Figure data in JSON:

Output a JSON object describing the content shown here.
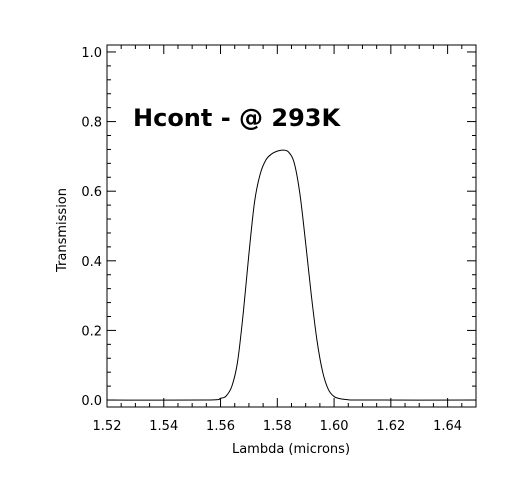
{
  "chart_data": {
    "type": "line",
    "title": "",
    "annotation": "Hcont  -  @ 293K",
    "xlabel": "Lambda (microns)",
    "ylabel": "Transmission",
    "xlim": [
      1.52,
      1.65
    ],
    "ylim": [
      -0.02,
      1.02
    ],
    "xticks": [
      1.52,
      1.54,
      1.56,
      1.58,
      1.6,
      1.62,
      1.64
    ],
    "xtick_labels": [
      "1.52",
      "1.54",
      "1.56",
      "1.58",
      "1.60",
      "1.62",
      "1.64"
    ],
    "yticks": [
      0.0,
      0.2,
      0.4,
      0.6,
      0.8,
      1.0
    ],
    "ytick_labels": [
      "0.0",
      "0.2",
      "0.4",
      "0.6",
      "0.8",
      "1.0"
    ],
    "grid": false,
    "line_color": "#000000",
    "series": [
      {
        "x": [
          1.52,
          1.555,
          1.56,
          1.562,
          1.564,
          1.566,
          1.568,
          1.57,
          1.572,
          1.574,
          1.576,
          1.578,
          1.58,
          1.582,
          1.584,
          1.586,
          1.588,
          1.59,
          1.592,
          1.594,
          1.596,
          1.598,
          1.6,
          1.602,
          1.605,
          1.61,
          1.65
        ],
        "y": [
          0.0,
          0.0,
          0.005,
          0.012,
          0.04,
          0.11,
          0.25,
          0.42,
          0.57,
          0.65,
          0.69,
          0.707,
          0.715,
          0.718,
          0.712,
          0.68,
          0.59,
          0.45,
          0.3,
          0.17,
          0.08,
          0.03,
          0.01,
          0.004,
          0.001,
          0.0,
          0.0
        ]
      }
    ]
  }
}
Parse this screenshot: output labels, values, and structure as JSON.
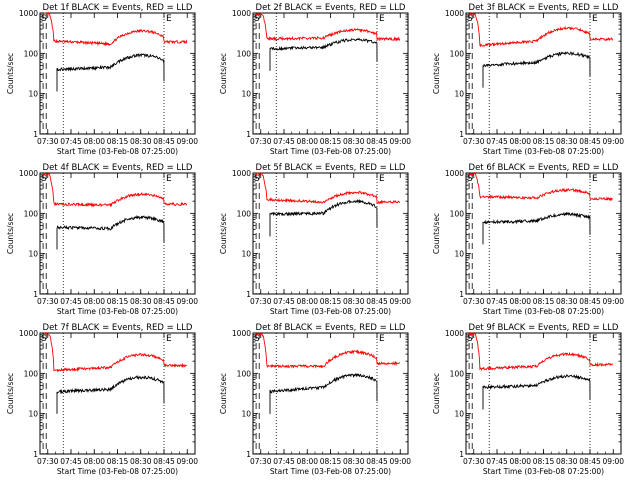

WORK TO COMPLETE =>
Repeat the listing above exactly, with no pictures.

WRITTEN SOLUTION =>
Output a JSON object describing the content shown here.
{
  "chart_data": {
    "type": "line",
    "title": "",
    "annotation": "Hcont  -  @ 293K",
    "xlabel": "Lambda (microns)",
    "ylabel": "Transmission",
    "xlim": [
      1.52,
      1.65
    ],
    "ylim": [
      -0.02,
      1.02
    ],
    "xticks": [
      1.52,
      1.54,
      1.56,
      1.58,
      1.6,
      1.62,
      1.64
    ],
    "xtick_labels": [
      "1.52",
      "1.54",
      "1.56",
      "1.58",
      "1.60",
      "1.62",
      "1.64"
    ],
    "yticks": [
      0.0,
      0.2,
      0.4,
      0.6,
      0.8,
      1.0
    ],
    "ytick_labels": [
      "0.0",
      "0.2",
      "0.4",
      "0.6",
      "0.8",
      "1.0"
    ],
    "grid": false,
    "line_color": "#000000",
    "series": [
      {
        "x": [
          1.52,
          1.555,
          1.56,
          1.562,
          1.564,
          1.566,
          1.568,
          1.57,
          1.572,
          1.574,
          1.576,
          1.578,
          1.58,
          1.582,
          1.584,
          1.586,
          1.588,
          1.59,
          1.592,
          1.594,
          1.596,
          1.598,
          1.6,
          1.602,
          1.605,
          1.61,
          1.65
        ],
        "y": [
          0.0,
          0.0,
          0.005,
          0.012,
          0.04,
          0.11,
          0.25,
          0.42,
          0.57,
          0.65,
          0.69,
          0.707,
          0.715,
          0.718,
          0.712,
          0.68,
          0.59,
          0.45,
          0.3,
          0.17,
          0.08,
          0.03,
          0.01,
          0.004,
          0.001,
          0.0,
          0.0
        ]
      }
    ]
  }
}
Parse this screenshot: output labels, values, and structure as JSON.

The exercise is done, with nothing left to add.